**REQUEST:**
Retype all the records with nothing changed.

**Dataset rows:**
═══

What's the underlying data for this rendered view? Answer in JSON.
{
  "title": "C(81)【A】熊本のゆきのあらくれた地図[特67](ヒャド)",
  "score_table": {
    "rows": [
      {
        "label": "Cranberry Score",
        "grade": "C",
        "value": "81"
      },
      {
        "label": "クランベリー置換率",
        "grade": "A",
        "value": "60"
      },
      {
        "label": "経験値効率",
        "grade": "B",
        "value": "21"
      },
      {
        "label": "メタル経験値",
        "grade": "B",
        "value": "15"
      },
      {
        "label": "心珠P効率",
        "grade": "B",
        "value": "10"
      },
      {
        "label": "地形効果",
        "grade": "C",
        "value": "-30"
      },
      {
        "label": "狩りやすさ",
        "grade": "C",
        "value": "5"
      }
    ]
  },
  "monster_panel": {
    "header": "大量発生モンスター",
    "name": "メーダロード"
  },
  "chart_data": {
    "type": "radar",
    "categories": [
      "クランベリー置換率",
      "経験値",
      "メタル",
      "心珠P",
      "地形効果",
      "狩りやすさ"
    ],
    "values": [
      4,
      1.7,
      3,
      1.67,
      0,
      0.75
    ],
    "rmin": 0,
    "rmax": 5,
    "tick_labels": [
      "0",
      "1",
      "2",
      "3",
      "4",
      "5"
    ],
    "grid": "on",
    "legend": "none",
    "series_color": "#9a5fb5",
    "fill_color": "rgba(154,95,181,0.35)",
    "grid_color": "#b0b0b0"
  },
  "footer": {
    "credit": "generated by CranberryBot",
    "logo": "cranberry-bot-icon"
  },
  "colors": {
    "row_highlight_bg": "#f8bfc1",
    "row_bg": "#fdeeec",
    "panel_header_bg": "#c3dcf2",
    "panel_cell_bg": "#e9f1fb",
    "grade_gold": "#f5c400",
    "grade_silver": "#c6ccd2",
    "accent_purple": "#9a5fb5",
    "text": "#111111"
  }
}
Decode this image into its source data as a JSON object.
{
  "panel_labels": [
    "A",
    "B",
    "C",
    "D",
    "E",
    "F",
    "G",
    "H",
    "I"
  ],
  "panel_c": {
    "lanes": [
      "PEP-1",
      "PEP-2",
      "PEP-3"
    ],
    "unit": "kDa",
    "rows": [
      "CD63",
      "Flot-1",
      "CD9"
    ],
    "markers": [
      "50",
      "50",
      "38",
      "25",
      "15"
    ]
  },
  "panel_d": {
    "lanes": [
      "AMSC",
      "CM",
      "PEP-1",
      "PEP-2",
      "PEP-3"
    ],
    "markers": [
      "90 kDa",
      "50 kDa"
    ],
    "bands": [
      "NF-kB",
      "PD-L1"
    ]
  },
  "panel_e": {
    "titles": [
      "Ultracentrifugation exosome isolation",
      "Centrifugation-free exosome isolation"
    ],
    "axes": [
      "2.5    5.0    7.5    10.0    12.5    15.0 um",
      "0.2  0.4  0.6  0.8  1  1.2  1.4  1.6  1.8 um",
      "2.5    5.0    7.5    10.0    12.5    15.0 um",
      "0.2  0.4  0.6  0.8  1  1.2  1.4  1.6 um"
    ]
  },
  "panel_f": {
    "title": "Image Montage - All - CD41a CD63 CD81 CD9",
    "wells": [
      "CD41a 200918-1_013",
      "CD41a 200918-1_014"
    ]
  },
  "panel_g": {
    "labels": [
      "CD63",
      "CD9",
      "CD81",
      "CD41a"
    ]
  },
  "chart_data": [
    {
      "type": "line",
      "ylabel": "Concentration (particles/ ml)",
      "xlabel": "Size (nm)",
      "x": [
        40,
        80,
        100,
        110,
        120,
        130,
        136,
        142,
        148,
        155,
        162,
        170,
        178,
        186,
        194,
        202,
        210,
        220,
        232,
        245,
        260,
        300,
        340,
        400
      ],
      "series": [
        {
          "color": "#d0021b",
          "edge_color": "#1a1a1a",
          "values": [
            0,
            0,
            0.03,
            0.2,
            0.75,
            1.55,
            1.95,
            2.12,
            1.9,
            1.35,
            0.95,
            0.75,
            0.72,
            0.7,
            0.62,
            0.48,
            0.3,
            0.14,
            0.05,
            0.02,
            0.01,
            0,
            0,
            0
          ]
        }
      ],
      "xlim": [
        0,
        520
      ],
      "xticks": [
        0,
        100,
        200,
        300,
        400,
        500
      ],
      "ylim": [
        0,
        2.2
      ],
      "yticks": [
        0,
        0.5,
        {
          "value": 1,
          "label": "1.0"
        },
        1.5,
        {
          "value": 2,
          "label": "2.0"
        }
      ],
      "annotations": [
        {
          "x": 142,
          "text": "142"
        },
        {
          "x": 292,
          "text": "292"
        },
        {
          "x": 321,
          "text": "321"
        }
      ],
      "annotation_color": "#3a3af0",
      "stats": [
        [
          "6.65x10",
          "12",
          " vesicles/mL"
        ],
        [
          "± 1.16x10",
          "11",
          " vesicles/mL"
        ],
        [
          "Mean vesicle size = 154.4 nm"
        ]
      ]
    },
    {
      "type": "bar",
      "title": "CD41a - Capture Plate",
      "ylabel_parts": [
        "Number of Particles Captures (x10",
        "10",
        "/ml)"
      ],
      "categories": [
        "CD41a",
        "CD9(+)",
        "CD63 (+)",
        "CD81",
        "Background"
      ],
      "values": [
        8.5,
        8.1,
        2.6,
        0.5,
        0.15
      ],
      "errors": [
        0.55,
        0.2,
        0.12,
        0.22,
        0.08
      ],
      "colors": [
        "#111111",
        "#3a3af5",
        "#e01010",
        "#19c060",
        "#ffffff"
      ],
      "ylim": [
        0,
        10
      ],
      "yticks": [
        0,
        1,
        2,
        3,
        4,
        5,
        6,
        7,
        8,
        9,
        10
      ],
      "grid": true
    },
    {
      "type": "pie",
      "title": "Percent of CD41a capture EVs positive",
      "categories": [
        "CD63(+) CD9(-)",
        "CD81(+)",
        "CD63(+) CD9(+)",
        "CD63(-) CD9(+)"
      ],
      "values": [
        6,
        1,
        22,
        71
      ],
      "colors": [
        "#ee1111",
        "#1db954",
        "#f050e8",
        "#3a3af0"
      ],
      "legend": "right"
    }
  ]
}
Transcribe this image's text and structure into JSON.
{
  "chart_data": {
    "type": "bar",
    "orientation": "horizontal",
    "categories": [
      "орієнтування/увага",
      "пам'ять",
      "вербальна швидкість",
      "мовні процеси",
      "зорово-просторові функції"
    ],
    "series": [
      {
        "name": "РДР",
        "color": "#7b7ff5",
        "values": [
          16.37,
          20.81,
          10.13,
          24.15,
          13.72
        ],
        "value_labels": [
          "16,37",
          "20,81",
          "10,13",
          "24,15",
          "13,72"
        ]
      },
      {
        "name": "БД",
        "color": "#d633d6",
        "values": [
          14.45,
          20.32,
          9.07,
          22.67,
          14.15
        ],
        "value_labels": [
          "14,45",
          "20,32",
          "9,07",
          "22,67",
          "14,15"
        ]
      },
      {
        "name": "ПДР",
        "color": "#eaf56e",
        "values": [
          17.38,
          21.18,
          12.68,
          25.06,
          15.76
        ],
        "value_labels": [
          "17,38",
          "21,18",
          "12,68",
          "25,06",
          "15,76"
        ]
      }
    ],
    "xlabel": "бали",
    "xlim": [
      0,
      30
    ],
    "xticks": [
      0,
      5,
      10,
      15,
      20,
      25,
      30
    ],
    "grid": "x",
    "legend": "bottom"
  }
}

═══

**ANSWER TO THE EXERCISE:**
What's the underlying data for this rendered view? Answer in JSON.
{
  "title": "C(81)【A】熊本のゆきのあらくれた地図[特67](ヒャド)",
  "score_table": {
    "rows": [
      {
        "label": "Cranberry Score",
        "grade": "C",
        "value": "81"
      },
      {
        "label": "クランベリー置換率",
        "grade": "A",
        "value": "60"
      },
      {
        "label": "経験値効率",
        "grade": "B",
        "value": "21"
      },
      {
        "label": "メタル経験値",
        "grade": "B",
        "value": "15"
      },
      {
        "label": "心珠P効率",
        "grade": "B",
        "value": "10"
      },
      {
        "label": "地形効果",
        "grade": "C",
        "value": "-30"
      },
      {
        "label": "狩りやすさ",
        "grade": "C",
        "value": "5"
      }
    ]
  },
  "monster_panel": {
    "header": "大量発生モンスター",
    "name": "メーダロード"
  },
  "chart_data": {
    "type": "radar",
    "categories": [
      "クランベリー置換率",
      "経験値",
      "メタル",
      "心珠P",
      "地形効果",
      "狩りやすさ"
    ],
    "values": [
      4,
      1.7,
      3,
      1.67,
      0,
      0.75
    ],
    "rmin": 0,
    "rmax": 5,
    "tick_labels": [
      "0",
      "1",
      "2",
      "3",
      "4",
      "5"
    ],
    "grid": "on",
    "legend": "none",
    "series_color": "#9a5fb5",
    "fill_color": "rgba(154,95,181,0.35)",
    "grid_color": "#b0b0b0"
  },
  "footer": {
    "credit": "generated by CranberryBot",
    "logo": "cranberry-bot-icon"
  },
  "colors": {
    "row_highlight_bg": "#f8bfc1",
    "row_bg": "#fdeeec",
    "panel_header_bg": "#c3dcf2",
    "panel_cell_bg": "#e9f1fb",
    "grade_gold": "#f5c400",
    "grade_silver": "#c6ccd2",
    "accent_purple": "#9a5fb5",
    "text": "#111111"
  }
}
Decode this image into its source data as a JSON object.
{
  "panel_labels": [
    "A",
    "B",
    "C",
    "D",
    "E",
    "F",
    "G",
    "H",
    "I"
  ],
  "panel_c": {
    "lanes": [
      "PEP-1",
      "PEP-2",
      "PEP-3"
    ],
    "unit": "kDa",
    "rows": [
      "CD63",
      "Flot-1",
      "CD9"
    ],
    "markers": [
      "50",
      "50",
      "38",
      "25",
      "15"
    ]
  },
  "panel_d": {
    "lanes": [
      "AMSC",
      "CM",
      "PEP-1",
      "PEP-2",
      "PEP-3"
    ],
    "markers": [
      "90 kDa",
      "50 kDa"
    ],
    "bands": [
      "NF-kB",
      "PD-L1"
    ]
  },
  "panel_e": {
    "titles": [
      "Ultracentrifugation exosome isolation",
      "Centrifugation-free exosome isolation"
    ],
    "axes": [
      "2.5    5.0    7.5    10.0    12.5    15.0 um",
      "0.2  0.4  0.6  0.8  1  1.2  1.4  1.6  1.8 um",
      "2.5    5.0    7.5    10.0    12.5    15.0 um",
      "0.2  0.4  0.6  0.8  1  1.2  1.4  1.6 um"
    ]
  },
  "panel_f": {
    "title": "Image Montage - All - CD41a CD63 CD81 CD9",
    "wells": [
      "CD41a 200918-1_013",
      "CD41a 200918-1_014"
    ]
  },
  "panel_g": {
    "labels": [
      "CD63",
      "CD9",
      "CD81",
      "CD41a"
    ]
  },
  "chart_data": [
    {
      "type": "line",
      "ylabel": "Concentration (particles/ ml)",
      "xlabel": "Size (nm)",
      "x": [
        40,
        80,
        100,
        110,
        120,
        130,
        136,
        142,
        148,
        155,
        162,
        170,
        178,
        186,
        194,
        202,
        210,
        220,
        232,
        245,
        260,
        300,
        340,
        400
      ],
      "series": [
        {
          "color": "#d0021b",
          "edge_color": "#1a1a1a",
          "values": [
            0,
            0,
            0.03,
            0.2,
            0.75,
            1.55,
            1.95,
            2.12,
            1.9,
            1.35,
            0.95,
            0.75,
            0.72,
            0.7,
            0.62,
            0.48,
            0.3,
            0.14,
            0.05,
            0.02,
            0.01,
            0,
            0,
            0
          ]
        }
      ],
      "xlim": [
        0,
        520
      ],
      "xticks": [
        0,
        100,
        200,
        300,
        400,
        500
      ],
      "ylim": [
        0,
        2.2
      ],
      "yticks": [
        0,
        0.5,
        {
          "value": 1,
          "label": "1.0"
        },
        1.5,
        {
          "value": 2,
          "label": "2.0"
        }
      ],
      "annotations": [
        {
          "x": 142,
          "text": "142"
        },
        {
          "x": 292,
          "text": "292"
        },
        {
          "x": 321,
          "text": "321"
        }
      ],
      "annotation_color": "#3a3af0",
      "stats": [
        [
          "6.65x10",
          "12",
          " vesicles/mL"
        ],
        [
          "± 1.16x10",
          "11",
          " vesicles/mL"
        ],
        [
          "Mean vesicle size = 154.4 nm"
        ]
      ]
    },
    {
      "type": "bar",
      "title": "CD41a - Capture Plate",
      "ylabel_parts": [
        "Number of Particles Captures (x10",
        "10",
        "/ml)"
      ],
      "categories": [
        "CD41a",
        "CD9(+)",
        "CD63 (+)",
        "CD81",
        "Background"
      ],
      "values": [
        8.5,
        8.1,
        2.6,
        0.5,
        0.15
      ],
      "errors": [
        0.55,
        0.2,
        0.12,
        0.22,
        0.08
      ],
      "colors": [
        "#111111",
        "#3a3af5",
        "#e01010",
        "#19c060",
        "#ffffff"
      ],
      "ylim": [
        0,
        10
      ],
      "yticks": [
        0,
        1,
        2,
        3,
        4,
        5,
        6,
        7,
        8,
        9,
        10
      ],
      "grid": true
    },
    {
      "type": "pie",
      "title": "Percent of CD41a capture EVs positive",
      "categories": [
        "CD63(+) CD9(-)",
        "CD81(+)",
        "CD63(+) CD9(+)",
        "CD63(-) CD9(+)"
      ],
      "values": [
        6,
        1,
        22,
        71
      ],
      "colors": [
        "#ee1111",
        "#1db954",
        "#f050e8",
        "#3a3af0"
      ],
      "legend": "right"
    }
  ]
}
Transcribe this image's text and structure into JSON.
{
  "chart_data": {
    "type": "bar",
    "orientation": "horizontal",
    "categories": [
      "орієнтування/увага",
      "пам'ять",
      "вербальна швидкість",
      "мовні процеси",
      "зорово-просторові функції"
    ],
    "series": [
      {
        "name": "РДР",
        "color": "#7b7ff5",
        "values": [
          16.37,
          20.81,
          10.13,
          24.15,
          13.72
        ],
        "value_labels": [
          "16,37",
          "20,81",
          "10,13",
          "24,15",
          "13,72"
        ]
      },
      {
        "name": "БД",
        "color": "#d633d6",
        "values": [
          14.45,
          20.32,
          9.07,
          22.67,
          14.15
        ],
        "value_labels": [
          "14,45",
          "20,32",
          "9,07",
          "22,67",
          "14,15"
        ]
      },
      {
        "name": "ПДР",
        "color": "#eaf56e",
        "values": [
          17.38,
          21.18,
          12.68,
          25.06,
          15.76
        ],
        "value_labels": [
          "17,38",
          "21,18",
          "12,68",
          "25,06",
          "15,76"
        ]
      }
    ],
    "xlabel": "бали",
    "xlim": [
      0,
      30
    ],
    "xticks": [
      0,
      5,
      10,
      15,
      20,
      25,
      30
    ],
    "grid": "x",
    "legend": "bottom"
  }
}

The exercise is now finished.